Task prompt
Repeat each entry as written, dropping any picture you find.
Start Given information
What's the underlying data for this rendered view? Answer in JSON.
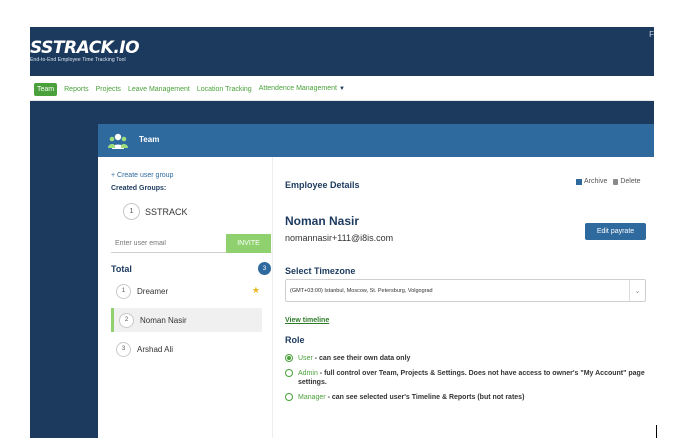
{
  "header": {
    "logo": "SSTRACK.IO",
    "tagline": "End-to-End Employee Time Tracking Tool",
    "corner_mark": "F"
  },
  "nav": {
    "items": [
      "Team",
      "Reports",
      "Projects",
      "Leave Management",
      "Location Tracking"
    ],
    "more_label": "Attendence Management"
  },
  "panel": {
    "title": "Team"
  },
  "groups": {
    "create_link": "+ Create user group",
    "created_label": "Created Groups:",
    "items": [
      {
        "num": "1",
        "name": "SSTRACK"
      }
    ]
  },
  "invite": {
    "placeholder": "Enter user email",
    "button": "INVITE"
  },
  "members": {
    "total_label": "Total",
    "count": "3",
    "items": [
      {
        "num": "1",
        "name": "Dreamer"
      },
      {
        "num": "2",
        "name": "Noman Nasir"
      },
      {
        "num": "3",
        "name": "Arshad Ali"
      }
    ]
  },
  "details": {
    "heading": "Employee Details",
    "archive": "Archive",
    "delete": "Delete",
    "name": "Noman Nasir",
    "email": "nomannasir+111@i8is.com",
    "edit_payrate": "Edit payrate",
    "timezone_heading": "Select Timezone",
    "timezone_value": "(GMT+03:00) Istanbul, Moscow, St. Petersburg, Volgograd",
    "view_timeline": "View timeline",
    "role_heading": "Role",
    "roles": [
      {
        "name": "User",
        "desc": " - can see their own data only",
        "selected": true
      },
      {
        "name": "Admin",
        "desc": " - full control over Team, Projects & Settings. Does not have access to owner's \"My Account\" page settings.",
        "selected": false
      },
      {
        "name": "Manager",
        "desc": " - can see selected user's Timeline & Reports (but not rates)",
        "selected": false
      }
    ]
  },
  "colors": {
    "navy": "#1c3a5e",
    "panel_blue": "#2e6a9e",
    "green": "#4aa03a",
    "invite_green": "#8fd16e",
    "star": "#e8b824"
  }
}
End Given information
Completed exercise
What's the underlying data for this rendered view? Answer in JSON.
{
  "header": {
    "logo": "SSTRACK.IO",
    "tagline": "End-to-End Employee Time Tracking Tool",
    "corner_mark": "F"
  },
  "nav": {
    "items": [
      "Team",
      "Reports",
      "Projects",
      "Leave Management",
      "Location Tracking"
    ],
    "more_label": "Attendence Management"
  },
  "panel": {
    "title": "Team"
  },
  "groups": {
    "create_link": "+ Create user group",
    "created_label": "Created Groups:",
    "items": [
      {
        "num": "1",
        "name": "SSTRACK"
      }
    ]
  },
  "invite": {
    "placeholder": "Enter user email",
    "button": "INVITE"
  },
  "members": {
    "total_label": "Total",
    "count": "3",
    "items": [
      {
        "num": "1",
        "name": "Dreamer"
      },
      {
        "num": "2",
        "name": "Noman Nasir"
      },
      {
        "num": "3",
        "name": "Arshad Ali"
      }
    ]
  },
  "details": {
    "heading": "Employee Details",
    "archive": "Archive",
    "delete": "Delete",
    "name": "Noman Nasir",
    "email": "nomannasir+111@i8is.com",
    "edit_payrate": "Edit payrate",
    "timezone_heading": "Select Timezone",
    "timezone_value": "(GMT+03:00) Istanbul, Moscow, St. Petersburg, Volgograd",
    "view_timeline": "View timeline",
    "role_heading": "Role",
    "roles": [
      {
        "name": "User",
        "desc": " - can see their own data only",
        "selected": true
      },
      {
        "name": "Admin",
        "desc": " - full control over Team, Projects & Settings. Does not have access to owner's \"My Account\" page settings.",
        "selected": false
      },
      {
        "name": "Manager",
        "desc": " - can see selected user's Timeline & Reports (but not rates)",
        "selected": false
      }
    ]
  },
  "colors": {
    "navy": "#1c3a5e",
    "panel_blue": "#2e6a9e",
    "green": "#4aa03a",
    "invite_green": "#8fd16e",
    "star": "#e8b824"
  }
}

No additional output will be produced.